- [WHAT THE EXERCISE ASKS]:
Reproduce every line of the listing as written, apart from the pictures.

Stored items from a collection:
^^^^

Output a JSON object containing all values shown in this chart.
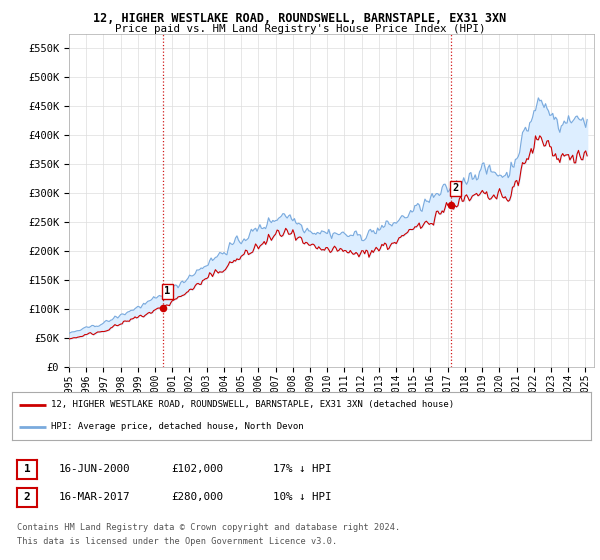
{
  "title1": "12, HIGHER WESTLAKE ROAD, ROUNDSWELL, BARNSTAPLE, EX31 3XN",
  "title2": "Price paid vs. HM Land Registry's House Price Index (HPI)",
  "ylabel_ticks": [
    "£0",
    "£50K",
    "£100K",
    "£150K",
    "£200K",
    "£250K",
    "£300K",
    "£350K",
    "£400K",
    "£450K",
    "£500K",
    "£550K"
  ],
  "ytick_vals": [
    0,
    50000,
    100000,
    150000,
    200000,
    250000,
    300000,
    350000,
    400000,
    450000,
    500000,
    550000
  ],
  "ylim": [
    0,
    575000
  ],
  "xlim_start": 1995.0,
  "xlim_end": 2025.5,
  "sale1_x": 2000.46,
  "sale1_y": 102000,
  "sale1_label": "1",
  "sale2_x": 2017.21,
  "sale2_y": 280000,
  "sale2_label": "2",
  "red_line_color": "#cc0000",
  "blue_line_color": "#7aaadd",
  "fill_color": "#ddeeff",
  "sale_dot_color": "#cc0000",
  "vline_color": "#cc0000",
  "legend_red_label": "12, HIGHER WESTLAKE ROAD, ROUNDSWELL, BARNSTAPLE, EX31 3XN (detached house)",
  "legend_blue_label": "HPI: Average price, detached house, North Devon",
  "table_row1": [
    "1",
    "16-JUN-2000",
    "£102,000",
    "17% ↓ HPI"
  ],
  "table_row2": [
    "2",
    "16-MAR-2017",
    "£280,000",
    "10% ↓ HPI"
  ],
  "footnote1": "Contains HM Land Registry data © Crown copyright and database right 2024.",
  "footnote2": "This data is licensed under the Open Government Licence v3.0.",
  "bg_color": "#ffffff",
  "plot_bg_color": "#ffffff",
  "grid_color": "#dddddd",
  "xtick_years": [
    1995,
    1996,
    1997,
    1998,
    1999,
    2000,
    2001,
    2002,
    2003,
    2004,
    2005,
    2006,
    2007,
    2008,
    2009,
    2010,
    2011,
    2012,
    2013,
    2014,
    2015,
    2016,
    2017,
    2018,
    2019,
    2020,
    2021,
    2022,
    2023,
    2024,
    2025
  ]
}
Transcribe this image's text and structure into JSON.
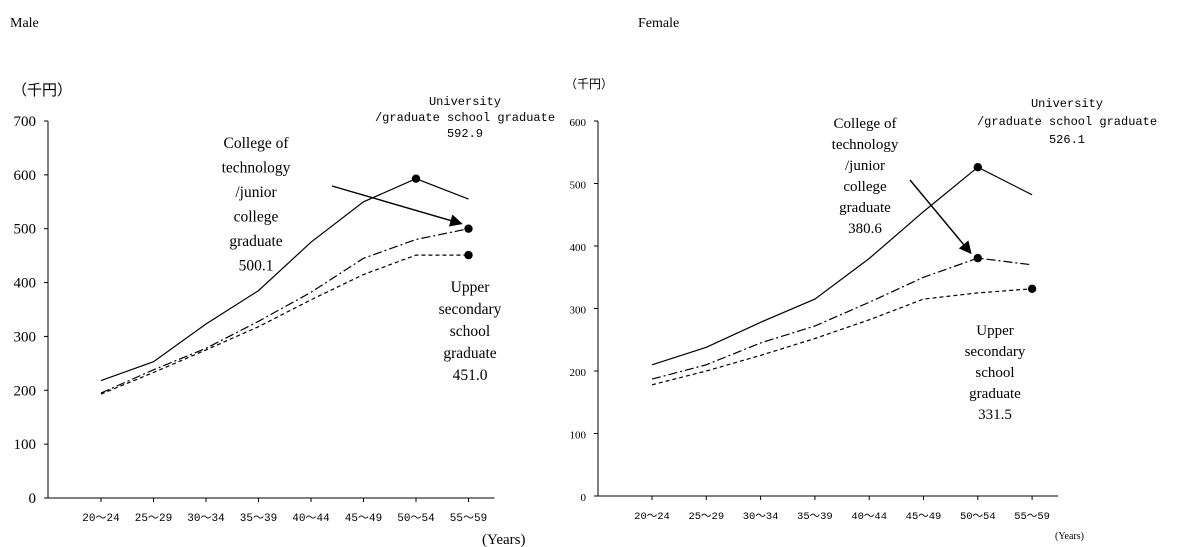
{
  "chart_data": [
    {
      "type": "line",
      "title": "Male",
      "unit_label": "（千円）",
      "xlabel": "(Years)",
      "ylim": [
        0,
        700
      ],
      "yticks": [
        0,
        100,
        200,
        300,
        400,
        500,
        600,
        700
      ],
      "categories": [
        "20～24",
        "25～29",
        "30～34",
        "35～39",
        "40～44",
        "45～49",
        "50～54",
        "55～59"
      ],
      "series": [
        {
          "key": "university",
          "style": "solid",
          "values": [
            218,
            253,
            323,
            385,
            475,
            550,
            592.9,
            555
          ],
          "marker_index": 6,
          "label_lines": [
            "University",
            "/graduate school graduate",
            "592.9"
          ]
        },
        {
          "key": "college",
          "style": "dashdot",
          "values": [
            195,
            238,
            278,
            328,
            382,
            445,
            480,
            500.1
          ],
          "marker_index": 7,
          "label_lines": [
            "College of",
            "technology",
            "/junior",
            "college",
            "graduate",
            "500.1"
          ]
        },
        {
          "key": "upper",
          "style": "dashed",
          "values": [
            193,
            233,
            275,
            318,
            368,
            415,
            451,
            451.0
          ],
          "marker_index": 7,
          "label_lines": [
            "Upper",
            "secondary",
            "school",
            "graduate",
            "451.0"
          ]
        }
      ]
    },
    {
      "type": "line",
      "title": "Female",
      "unit_label": "（千円）",
      "xlabel": "(Years)",
      "ylim": [
        0,
        600
      ],
      "yticks": [
        0,
        100,
        200,
        300,
        400,
        500,
        600
      ],
      "categories": [
        "20～24",
        "25～29",
        "30～34",
        "35～39",
        "40～44",
        "45～49",
        "50～54",
        "55～59"
      ],
      "series": [
        {
          "key": "university",
          "style": "solid",
          "values": [
            210,
            238,
            278,
            315,
            380,
            455,
            526.1,
            482
          ],
          "marker_index": 6,
          "label_lines": [
            "University",
            "/graduate school graduate",
            "526.1"
          ]
        },
        {
          "key": "college",
          "style": "dashdot",
          "values": [
            187,
            210,
            245,
            272,
            310,
            350,
            380.6,
            370
          ],
          "marker_index": 6,
          "label_lines": [
            "College of",
            "technology",
            "/junior",
            "college",
            "graduate",
            "380.6"
          ]
        },
        {
          "key": "upper",
          "style": "dashed",
          "values": [
            178,
            200,
            225,
            252,
            282,
            315,
            325,
            331.5
          ],
          "marker_index": 7,
          "label_lines": [
            "Upper",
            "secondary",
            "school",
            "graduate",
            "331.5"
          ]
        }
      ]
    }
  ]
}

^^^^

- [OUTPUT BELOW]:
Output a JSON object containing all values shown in this chart.
{
  "title1": "12, HIGHER WESTLAKE ROAD, ROUNDSWELL, BARNSTAPLE, EX31 3XN",
  "title2": "Price paid vs. HM Land Registry's House Price Index (HPI)",
  "ylabel_ticks": [
    "£0",
    "£50K",
    "£100K",
    "£150K",
    "£200K",
    "£250K",
    "£300K",
    "£350K",
    "£400K",
    "£450K",
    "£500K",
    "£550K"
  ],
  "ytick_vals": [
    0,
    50000,
    100000,
    150000,
    200000,
    250000,
    300000,
    350000,
    400000,
    450000,
    500000,
    550000
  ],
  "ylim": [
    0,
    575000
  ],
  "xlim_start": 1995.0,
  "xlim_end": 2025.5,
  "sale1_x": 2000.46,
  "sale1_y": 102000,
  "sale1_label": "1",
  "sale2_x": 2017.21,
  "sale2_y": 280000,
  "sale2_label": "2",
  "red_line_color": "#cc0000",
  "blue_line_color": "#7aaadd",
  "fill_color": "#ddeeff",
  "sale_dot_color": "#cc0000",
  "vline_color": "#cc0000",
  "legend_red_label": "12, HIGHER WESTLAKE ROAD, ROUNDSWELL, BARNSTAPLE, EX31 3XN (detached house)",
  "legend_blue_label": "HPI: Average price, detached house, North Devon",
  "table_row1": [
    "1",
    "16-JUN-2000",
    "£102,000",
    "17% ↓ HPI"
  ],
  "table_row2": [
    "2",
    "16-MAR-2017",
    "£280,000",
    "10% ↓ HPI"
  ],
  "footnote1": "Contains HM Land Registry data © Crown copyright and database right 2024.",
  "footnote2": "This data is licensed under the Open Government Licence v3.0.",
  "bg_color": "#ffffff",
  "plot_bg_color": "#ffffff",
  "grid_color": "#dddddd",
  "xtick_years": [
    1995,
    1996,
    1997,
    1998,
    1999,
    2000,
    2001,
    2002,
    2003,
    2004,
    2005,
    2006,
    2007,
    2008,
    2009,
    2010,
    2011,
    2012,
    2013,
    2014,
    2015,
    2016,
    2017,
    2018,
    2019,
    2020,
    2021,
    2022,
    2023,
    2024,
    2025
  ]
}
Transcribe this image's text and structure into JSON.
{
  "chart_data": [
    {
      "type": "line",
      "title": "Male",
      "unit_label": "（千円）",
      "xlabel": "(Years)",
      "ylim": [
        0,
        700
      ],
      "yticks": [
        0,
        100,
        200,
        300,
        400,
        500,
        600,
        700
      ],
      "categories": [
        "20～24",
        "25～29",
        "30～34",
        "35～39",
        "40～44",
        "45～49",
        "50～54",
        "55～59"
      ],
      "series": [
        {
          "key": "university",
          "style": "solid",
          "values": [
            218,
            253,
            323,
            385,
            475,
            550,
            592.9,
            555
          ],
          "marker_index": 6,
          "label_lines": [
            "University",
            "/graduate school graduate",
            "592.9"
          ]
        },
        {
          "key": "college",
          "style": "dashdot",
          "values": [
            195,
            238,
            278,
            328,
            382,
            445,
            480,
            500.1
          ],
          "marker_index": 7,
          "label_lines": [
            "College of",
            "technology",
            "/junior",
            "college",
            "graduate",
            "500.1"
          ]
        },
        {
          "key": "upper",
          "style": "dashed",
          "values": [
            193,
            233,
            275,
            318,
            368,
            415,
            451,
            451.0
          ],
          "marker_index": 7,
          "label_lines": [
            "Upper",
            "secondary",
            "school",
            "graduate",
            "451.0"
          ]
        }
      ]
    },
    {
      "type": "line",
      "title": "Female",
      "unit_label": "（千円）",
      "xlabel": "(Years)",
      "ylim": [
        0,
        600
      ],
      "yticks": [
        0,
        100,
        200,
        300,
        400,
        500,
        600
      ],
      "categories": [
        "20～24",
        "25～29",
        "30～34",
        "35～39",
        "40～44",
        "45～49",
        "50～54",
        "55～59"
      ],
      "series": [
        {
          "key": "university",
          "style": "solid",
          "values": [
            210,
            238,
            278,
            315,
            380,
            455,
            526.1,
            482
          ],
          "marker_index": 6,
          "label_lines": [
            "University",
            "/graduate school graduate",
            "526.1"
          ]
        },
        {
          "key": "college",
          "style": "dashdot",
          "values": [
            187,
            210,
            245,
            272,
            310,
            350,
            380.6,
            370
          ],
          "marker_index": 6,
          "label_lines": [
            "College of",
            "technology",
            "/junior",
            "college",
            "graduate",
            "380.6"
          ]
        },
        {
          "key": "upper",
          "style": "dashed",
          "values": [
            178,
            200,
            225,
            252,
            282,
            315,
            325,
            331.5
          ],
          "marker_index": 7,
          "label_lines": [
            "Upper",
            "secondary",
            "school",
            "graduate",
            "331.5"
          ]
        }
      ]
    }
  ]
}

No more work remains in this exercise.